| SHORT EXERCISE |
Set down each entry exactly as given; pictures should not appear in the copy.

(Dataset items)
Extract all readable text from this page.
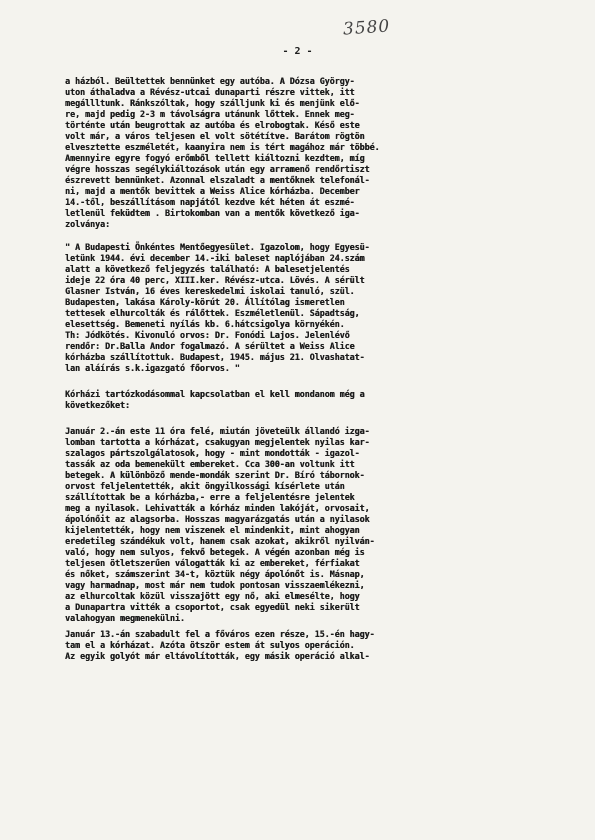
3580
- 2 -
a házból. Beültettek bennünket egy autóba. A Dózsa György-
uton áthaladva a Révész-utcai dunaparti részre vittek, itt
megállltunk. Ránkszóltak, hogy szálljunk ki és menjünk elő-
re, majd pedig 2-3 m távolságra utánunk lőttek. Ennek meg-
történte után beugrottak az autóba és elrobogtak. Késő este
volt már, a város teljesen el volt sötétítve. Barátom rögtön
elvesztette eszméletét, kaanyira nem is tért magához már többé.
Amennyire egyre fogyó erőmből tellett kiáltozni kezdtem, míg
végre hosszas segélykiáltozások után egy arramenő rendőrtiszt
észrevett bennünket. Azonnal elszaladt a mentőknek telefonál-
ni, majd a mentők bevittek a Weiss Alice kórházba. December
14.-től, beszállításom napjától kezdve két héten át eszmé-
letlenül feküdtem . Birtokomban van a mentők következő iga-
zolványa:
" A Budapesti Önkéntes Mentőegyesület. Igazolom, hogy Egyesü-
letünk 1944. évi december 14.-iki baleset naplójában 24.szám
alatt a következő feljegyzés található: A balesetjelentés
ideje 22 óra 40 perc, XIII.ker. Révész-utca. Lövés. A sérült
Glasner István, 16 éves kereskedelmi iskolai tanuló, szül.
Budapesten, lakása Károly-körút 20. Állítólag ismeretlen
tettesek elhurcolták és rálőttek. Eszméletlenül. Sápadtság,
elesettség. Bemeneti nyílás kb. 6.hátcsigolya környékén.
Th: Jódkötés. Kivonuló orvos: Dr. Fonódi Lajos. Jelenlévő
rendőr: Dr.Balla Andor fogalmazó. A sérültet a Weiss Alice
kórházba szállítottuk. Budapest, 1945. május 21. Olvashatat-
lan aláírás s.k.igazgató főorvos. "
Kórházi tartózkodásommal kapcsolatban el kell mondanom még a
következőket:
Január 2.-án este 11 óra felé, miután jöveteülk állandó izga-
lomban tartotta a kórházat, csakugyan megjelentek nyilas kar-
szalagos pártszolgálatosok, hogy - mint mondották - igazol-
tassák az oda bemenekült embereket. Cca 300-an voltunk itt
betegek. A különböző mende-mondák szerint Dr. Bíró tábornok-
orvost feljelentették, akit öngyilkossági kísérlete után
szállítottak be a kórházba,- erre a feljelentésre jelentek
meg a nyilasok. Lehivatták a kórház minden lakóját, orvosait,
ápolónőit az alagsorba. Hosszas magyarázgatás után a nyilasok
kijelentették, hogy nem viszenek el mindenkit, mint ahogyan
eredetileg szándékuk volt, hanem csak azokat, akikről nyilván-
való, hogy nem sulyos, fekvő betegek. A végén azonban még is
teljesen ötletszerűen válogatták ki az embereket, férfiakat
és nőket, számszerint 34-t, köztük négy ápolónőt is. Másnap,
vagy harmadnap, most már nem tudok pontosan visszaemlékezni,
az elhurcoltak közül visszajött egy nő, aki elmesélte, hogy
a Dunapartra vitték a csoportot, csak egyedül neki sikerült
valahogyan megmenekülni.
Január 13.-án szabadult fel a főváros ezen része, 15.-én hagy-
tam el a kórházat. Azóta ötször estem át sulyos operáción.
Az egyik golyót már eltávolították, egy másik operáció alkal-
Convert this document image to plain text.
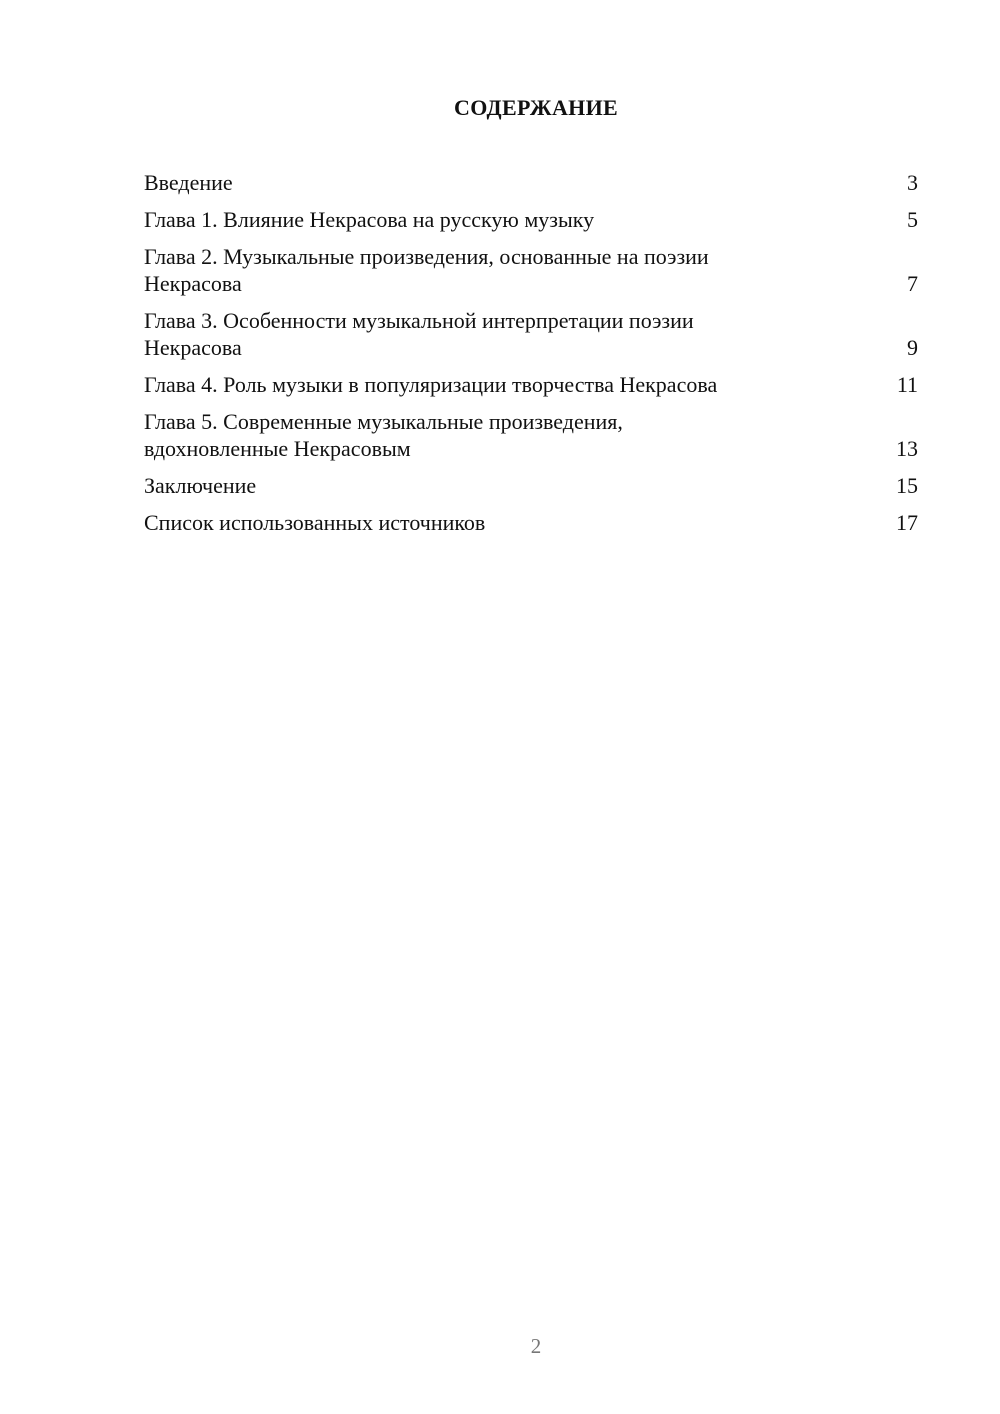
СОДЕРЖАНИЕ
Введение	3
Глава 1. Влияние Некрасова на русскую музыку	5
Глава 2. Музыкальные произведения, основанные на поэзии
Некрасова	7
Глава 3. Особенности музыкальной интерпретации поэзии
Некрасова	9
Глава 4. Роль музыки в популяризации творчества Некрасова	11
Глава 5. Современные музыкальные произведения,
вдохновленные Некрасовым	13
Заключение	15
Список использованных источников	17
2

| ANSWER TO THE EXERCISE |
Extract all readable text from this page.
3580
- 2 -
a házból. Beültettek bennünket egy autóba. A Dózsa György-
uton áthaladva a Révész-utcai dunaparti részre vittek, itt
megállltunk. Ránkszóltak, hogy szálljunk ki és menjünk elő-
re, majd pedig 2-3 m távolságra utánunk lőttek. Ennek meg-
történte után beugrottak az autóba és elrobogtak. Késő este
volt már, a város teljesen el volt sötétítve. Barátom rögtön
elvesztette eszméletét, kaanyira nem is tért magához már többé.
Amennyire egyre fogyó erőmből tellett kiáltozni kezdtem, míg
végre hosszas segélykiáltozások után egy arramenő rendőrtiszt
észrevett bennünket. Azonnal elszaladt a mentőknek telefonál-
ni, majd a mentők bevittek a Weiss Alice kórházba. December
14.-től, beszállításom napjától kezdve két héten át eszmé-
letlenül feküdtem . Birtokomban van a mentők következő iga-
zolványa:
" A Budapesti Önkéntes Mentőegyesület. Igazolom, hogy Egyesü-
letünk 1944. évi december 14.-iki baleset naplójában 24.szám
alatt a következő feljegyzés található: A balesetjelentés
ideje 22 óra 40 perc, XIII.ker. Révész-utca. Lövés. A sérült
Glasner István, 16 éves kereskedelmi iskolai tanuló, szül.
Budapesten, lakása Károly-körút 20. Állítólag ismeretlen
tettesek elhurcolták és rálőttek. Eszméletlenül. Sápadtság,
elesettség. Bemeneti nyílás kb. 6.hátcsigolya környékén.
Th: Jódkötés. Kivonuló orvos: Dr. Fonódi Lajos. Jelenlévő
rendőr: Dr.Balla Andor fogalmazó. A sérültet a Weiss Alice
kórházba szállítottuk. Budapest, 1945. május 21. Olvashatat-
lan aláírás s.k.igazgató főorvos. "
Kórházi tartózkodásommal kapcsolatban el kell mondanom még a
következőket:
Január 2.-án este 11 óra felé, miután jöveteülk állandó izga-
lomban tartotta a kórházat, csakugyan megjelentek nyilas kar-
szalagos pártszolgálatosok, hogy - mint mondották - igazol-
tassák az oda bemenekült embereket. Cca 300-an voltunk itt
betegek. A különböző mende-mondák szerint Dr. Bíró tábornok-
orvost feljelentették, akit öngyilkossági kísérlete után
szállítottak be a kórházba,- erre a feljelentésre jelentek
meg a nyilasok. Lehivatták a kórház minden lakóját, orvosait,
ápolónőit az alagsorba. Hosszas magyarázgatás után a nyilasok
kijelentették, hogy nem viszenek el mindenkit, mint ahogyan
eredetileg szándékuk volt, hanem csak azokat, akikről nyilván-
való, hogy nem sulyos, fekvő betegek. A végén azonban még is
teljesen ötletszerűen válogatták ki az embereket, férfiakat
és nőket, számszerint 34-t, köztük négy ápolónőt is. Másnap,
vagy harmadnap, most már nem tudok pontosan visszaemlékezni,
az elhurcoltak közül visszajött egy nő, aki elmesélte, hogy
a Dunapartra vitték a csoportot, csak egyedül neki sikerült
valahogyan megmenekülni.
Január 13.-án szabadult fel a főváros ezen része, 15.-én hagy-
tam el a kórházat. Azóta ötször estem át sulyos operáción.
Az egyik golyót már eltávolították, egy másik operáció alkal-
Convert this document image to plain text.
СОДЕРЖАНИЕ
Введение	3
Глава 1. Влияние Некрасова на русскую музыку	5
Глава 2. Музыкальные произведения, основанные на поэзии
Некрасова	7
Глава 3. Особенности музыкальной интерпретации поэзии
Некрасова	9
Глава 4. Роль музыки в популяризации творчества Некрасова	11
Глава 5. Современные музыкальные произведения,
вдохновленные Некрасовым	13
Заключение	15
Список использованных источников	17
2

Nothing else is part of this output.